» SUPPLIED ENTRIES
------------------------------------------------
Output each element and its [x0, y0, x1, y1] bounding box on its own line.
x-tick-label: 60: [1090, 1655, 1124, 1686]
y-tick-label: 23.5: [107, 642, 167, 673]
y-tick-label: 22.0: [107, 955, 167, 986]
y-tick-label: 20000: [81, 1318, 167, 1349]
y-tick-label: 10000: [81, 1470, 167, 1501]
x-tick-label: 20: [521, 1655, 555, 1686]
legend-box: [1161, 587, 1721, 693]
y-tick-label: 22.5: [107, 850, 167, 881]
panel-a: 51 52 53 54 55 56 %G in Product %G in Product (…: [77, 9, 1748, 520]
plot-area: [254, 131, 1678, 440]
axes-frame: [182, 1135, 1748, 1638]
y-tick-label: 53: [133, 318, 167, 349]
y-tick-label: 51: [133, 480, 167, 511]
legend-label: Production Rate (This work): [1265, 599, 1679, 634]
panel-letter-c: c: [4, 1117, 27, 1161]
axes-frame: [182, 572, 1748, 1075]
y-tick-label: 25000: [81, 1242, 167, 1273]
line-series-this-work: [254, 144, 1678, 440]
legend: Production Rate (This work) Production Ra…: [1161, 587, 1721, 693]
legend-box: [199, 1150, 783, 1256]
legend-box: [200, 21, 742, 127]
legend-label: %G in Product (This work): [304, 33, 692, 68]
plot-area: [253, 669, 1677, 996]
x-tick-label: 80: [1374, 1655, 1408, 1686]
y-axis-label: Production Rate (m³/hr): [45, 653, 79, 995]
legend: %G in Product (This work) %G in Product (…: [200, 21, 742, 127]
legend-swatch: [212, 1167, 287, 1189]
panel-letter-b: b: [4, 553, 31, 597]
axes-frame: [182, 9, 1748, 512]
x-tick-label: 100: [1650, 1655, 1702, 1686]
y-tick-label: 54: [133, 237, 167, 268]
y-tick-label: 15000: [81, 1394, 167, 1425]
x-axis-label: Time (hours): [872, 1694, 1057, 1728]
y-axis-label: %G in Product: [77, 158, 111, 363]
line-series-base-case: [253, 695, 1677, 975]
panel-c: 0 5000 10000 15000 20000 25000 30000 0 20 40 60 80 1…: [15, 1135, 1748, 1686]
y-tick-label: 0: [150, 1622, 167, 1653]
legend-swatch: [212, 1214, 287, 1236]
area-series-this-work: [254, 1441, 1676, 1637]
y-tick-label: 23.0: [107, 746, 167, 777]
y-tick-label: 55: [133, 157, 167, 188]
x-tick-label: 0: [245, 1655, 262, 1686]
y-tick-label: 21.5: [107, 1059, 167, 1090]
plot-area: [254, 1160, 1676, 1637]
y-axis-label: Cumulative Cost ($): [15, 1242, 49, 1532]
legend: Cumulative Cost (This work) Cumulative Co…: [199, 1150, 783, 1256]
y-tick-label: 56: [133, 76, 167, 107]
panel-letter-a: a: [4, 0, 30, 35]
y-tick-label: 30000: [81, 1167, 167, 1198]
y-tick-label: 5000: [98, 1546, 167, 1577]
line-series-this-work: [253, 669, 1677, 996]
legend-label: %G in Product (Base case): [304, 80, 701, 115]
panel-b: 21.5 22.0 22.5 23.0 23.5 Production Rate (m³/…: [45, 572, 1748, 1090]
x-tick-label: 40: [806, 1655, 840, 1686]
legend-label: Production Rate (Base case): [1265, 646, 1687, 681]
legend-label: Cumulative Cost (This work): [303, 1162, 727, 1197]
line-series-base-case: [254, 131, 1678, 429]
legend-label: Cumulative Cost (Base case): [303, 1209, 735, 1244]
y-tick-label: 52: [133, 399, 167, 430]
------------------------------------------------
» WHAT THE TASK REQUIRES
Please return every line of the records above without any change, from the first line to the last.

» EXPECTED OUTPUT
Output each element and its [x0, y0, x1, y1] bounding box on its own line.
x-tick-label: 60: [1090, 1655, 1124, 1686]
y-tick-label: 23.5: [107, 642, 167, 673]
y-tick-label: 22.0: [107, 955, 167, 986]
y-tick-label: 20000: [81, 1318, 167, 1349]
y-tick-label: 10000: [81, 1470, 167, 1501]
x-tick-label: 20: [521, 1655, 555, 1686]
legend-box: [1161, 587, 1721, 693]
y-tick-label: 22.5: [107, 850, 167, 881]
panel-a: 51 52 53 54 55 56 %G in Product %G in Product (…: [77, 9, 1748, 520]
plot-area: [254, 131, 1678, 440]
axes-frame: [182, 1135, 1748, 1638]
y-tick-label: 53: [133, 318, 167, 349]
y-tick-label: 51: [133, 480, 167, 511]
legend-label: Production Rate (This work): [1265, 599, 1679, 634]
panel-letter-c: c: [4, 1117, 27, 1161]
axes-frame: [182, 572, 1748, 1075]
y-tick-label: 25000: [81, 1242, 167, 1273]
line-series-this-work: [254, 144, 1678, 440]
legend: Production Rate (This work) Production Ra…: [1161, 587, 1721, 693]
legend-box: [199, 1150, 783, 1256]
legend-box: [200, 21, 742, 127]
legend-label: %G in Product (This work): [304, 33, 692, 68]
plot-area: [253, 669, 1677, 996]
x-tick-label: 80: [1374, 1655, 1408, 1686]
y-axis-label: Production Rate (m³/hr): [45, 653, 79, 995]
legend: %G in Product (This work) %G in Product (…: [200, 21, 742, 127]
legend-swatch: [212, 1167, 287, 1189]
panel-letter-b: b: [4, 553, 31, 597]
axes-frame: [182, 9, 1748, 512]
x-tick-label: 100: [1650, 1655, 1702, 1686]
y-tick-label: 54: [133, 237, 167, 268]
y-tick-label: 15000: [81, 1394, 167, 1425]
x-axis-label: Time (hours): [872, 1694, 1057, 1728]
y-axis-label: %G in Product: [77, 158, 111, 363]
line-series-base-case: [253, 695, 1677, 975]
panel-c: 0 5000 10000 15000 20000 25000 30000 0 20 40 60 80 1…: [15, 1135, 1748, 1686]
y-tick-label: 0: [150, 1622, 167, 1653]
legend-swatch: [212, 1214, 287, 1236]
area-series-this-work: [254, 1441, 1676, 1637]
y-tick-label: 23.0: [107, 746, 167, 777]
y-tick-label: 55: [133, 157, 167, 188]
x-tick-label: 0: [245, 1655, 262, 1686]
y-tick-label: 21.5: [107, 1059, 167, 1090]
plot-area: [254, 1160, 1676, 1637]
y-axis-label: Cumulative Cost ($): [15, 1242, 49, 1532]
legend: Cumulative Cost (This work) Cumulative Co…: [199, 1150, 783, 1256]
y-tick-label: 56: [133, 76, 167, 107]
panel-letter-a: a: [4, 0, 30, 35]
y-tick-label: 30000: [81, 1167, 167, 1198]
y-tick-label: 5000: [98, 1546, 167, 1577]
line-series-this-work: [253, 669, 1677, 996]
legend-label: %G in Product (Base case): [304, 80, 701, 115]
panel-b: 21.5 22.0 22.5 23.0 23.5 Production Rate (m³/…: [45, 572, 1748, 1090]
x-tick-label: 40: [806, 1655, 840, 1686]
legend-label: Production Rate (Base case): [1265, 646, 1687, 681]
legend-label: Cumulative Cost (This work): [303, 1162, 727, 1197]
line-series-base-case: [254, 131, 1678, 429]
legend-label: Cumulative Cost (Base case): [303, 1209, 735, 1244]
y-tick-label: 52: [133, 399, 167, 430]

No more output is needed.